▸ SHORT TASK
Could you output each line of the data that follows exactly?

Stored records:
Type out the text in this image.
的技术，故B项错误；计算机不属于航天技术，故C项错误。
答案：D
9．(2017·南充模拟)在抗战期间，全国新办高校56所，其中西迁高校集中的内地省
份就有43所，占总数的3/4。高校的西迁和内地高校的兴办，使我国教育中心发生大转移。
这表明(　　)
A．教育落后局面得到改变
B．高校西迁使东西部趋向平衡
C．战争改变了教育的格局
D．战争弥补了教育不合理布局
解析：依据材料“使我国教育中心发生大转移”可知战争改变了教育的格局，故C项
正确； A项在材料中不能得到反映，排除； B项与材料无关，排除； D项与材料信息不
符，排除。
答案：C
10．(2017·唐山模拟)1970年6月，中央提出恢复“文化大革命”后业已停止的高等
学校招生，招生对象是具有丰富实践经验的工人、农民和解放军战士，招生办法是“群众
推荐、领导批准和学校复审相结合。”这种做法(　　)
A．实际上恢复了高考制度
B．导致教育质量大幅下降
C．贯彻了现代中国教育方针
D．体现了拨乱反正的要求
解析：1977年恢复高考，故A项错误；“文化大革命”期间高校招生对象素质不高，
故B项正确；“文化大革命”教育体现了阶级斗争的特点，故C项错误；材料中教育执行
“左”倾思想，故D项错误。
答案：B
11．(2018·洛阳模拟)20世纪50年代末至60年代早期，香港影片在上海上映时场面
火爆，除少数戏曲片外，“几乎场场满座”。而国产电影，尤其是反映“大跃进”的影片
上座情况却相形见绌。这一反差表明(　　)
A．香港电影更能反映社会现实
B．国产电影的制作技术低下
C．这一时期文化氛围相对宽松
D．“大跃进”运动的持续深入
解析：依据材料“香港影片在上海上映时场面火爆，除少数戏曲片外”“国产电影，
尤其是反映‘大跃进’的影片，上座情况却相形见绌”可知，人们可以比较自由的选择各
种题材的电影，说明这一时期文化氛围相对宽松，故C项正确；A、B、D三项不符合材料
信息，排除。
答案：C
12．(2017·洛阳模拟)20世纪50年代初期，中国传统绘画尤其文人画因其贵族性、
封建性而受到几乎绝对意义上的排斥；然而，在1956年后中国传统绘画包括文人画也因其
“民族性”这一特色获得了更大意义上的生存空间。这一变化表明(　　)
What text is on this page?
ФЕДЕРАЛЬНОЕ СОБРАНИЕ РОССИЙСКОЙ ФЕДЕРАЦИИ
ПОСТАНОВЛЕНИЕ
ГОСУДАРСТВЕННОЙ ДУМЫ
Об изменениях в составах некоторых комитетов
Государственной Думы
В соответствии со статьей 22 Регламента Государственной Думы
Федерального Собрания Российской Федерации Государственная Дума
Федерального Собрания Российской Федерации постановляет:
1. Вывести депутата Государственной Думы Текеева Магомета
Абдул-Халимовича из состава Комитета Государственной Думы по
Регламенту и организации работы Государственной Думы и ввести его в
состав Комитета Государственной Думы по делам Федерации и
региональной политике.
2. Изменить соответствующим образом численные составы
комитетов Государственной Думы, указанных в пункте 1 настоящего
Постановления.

▸ SOLVED EXERCISE
Type out the text in this image.
的技术，故B项错误；计算机不属于航天技术，故C项错误。
答案：D
9．(2017·南充模拟)在抗战期间，全国新办高校56所，其中西迁高校集中的内地省
份就有43所，占总数的3/4。高校的西迁和内地高校的兴办，使我国教育中心发生大转移。
这表明(　　)
A．教育落后局面得到改变
B．高校西迁使东西部趋向平衡
C．战争改变了教育的格局
D．战争弥补了教育不合理布局
解析：依据材料“使我国教育中心发生大转移”可知战争改变了教育的格局，故C项
正确； A项在材料中不能得到反映，排除； B项与材料无关，排除； D项与材料信息不
符，排除。
答案：C
10．(2017·唐山模拟)1970年6月，中央提出恢复“文化大革命”后业已停止的高等
学校招生，招生对象是具有丰富实践经验的工人、农民和解放军战士，招生办法是“群众
推荐、领导批准和学校复审相结合。”这种做法(　　)
A．实际上恢复了高考制度
B．导致教育质量大幅下降
C．贯彻了现代中国教育方针
D．体现了拨乱反正的要求
解析：1977年恢复高考，故A项错误；“文化大革命”期间高校招生对象素质不高，
故B项正确；“文化大革命”教育体现了阶级斗争的特点，故C项错误；材料中教育执行
“左”倾思想，故D项错误。
答案：B
11．(2018·洛阳模拟)20世纪50年代末至60年代早期，香港影片在上海上映时场面
火爆，除少数戏曲片外，“几乎场场满座”。而国产电影，尤其是反映“大跃进”的影片
上座情况却相形见绌。这一反差表明(　　)
A．香港电影更能反映社会现实
B．国产电影的制作技术低下
C．这一时期文化氛围相对宽松
D．“大跃进”运动的持续深入
解析：依据材料“香港影片在上海上映时场面火爆，除少数戏曲片外”“国产电影，
尤其是反映‘大跃进’的影片，上座情况却相形见绌”可知，人们可以比较自由的选择各
种题材的电影，说明这一时期文化氛围相对宽松，故C项正确；A、B、D三项不符合材料
信息，排除。
答案：C
12．(2017·洛阳模拟)20世纪50年代初期，中国传统绘画尤其文人画因其贵族性、
封建性而受到几乎绝对意义上的排斥；然而，在1956年后中国传统绘画包括文人画也因其
“民族性”这一特色获得了更大意义上的生存空间。这一变化表明(　　)
What text is on this page?
ФЕДЕРАЛЬНОЕ СОБРАНИЕ РОССИЙСКОЙ ФЕДЕРАЦИИ
ПОСТАНОВЛЕНИЕ
ГОСУДАРСТВЕННОЙ ДУМЫ
Об изменениях в составах некоторых комитетов
Государственной Думы
В соответствии со статьей 22 Регламента Государственной Думы
Федерального Собрания Российской Федерации Государственная Дума
Федерального Собрания Российской Федерации постановляет:
1. Вывести депутата Государственной Думы Текеева Магомета
Абдул-Халимовича из состава Комитета Государственной Думы по
Регламенту и организации работы Государственной Думы и ввести его в
состав Комитета Государственной Думы по делам Федерации и
региональной политике.
2. Изменить соответствующим образом численные составы
комитетов Государственной Думы, указанных в пункте 1 настоящего
Постановления.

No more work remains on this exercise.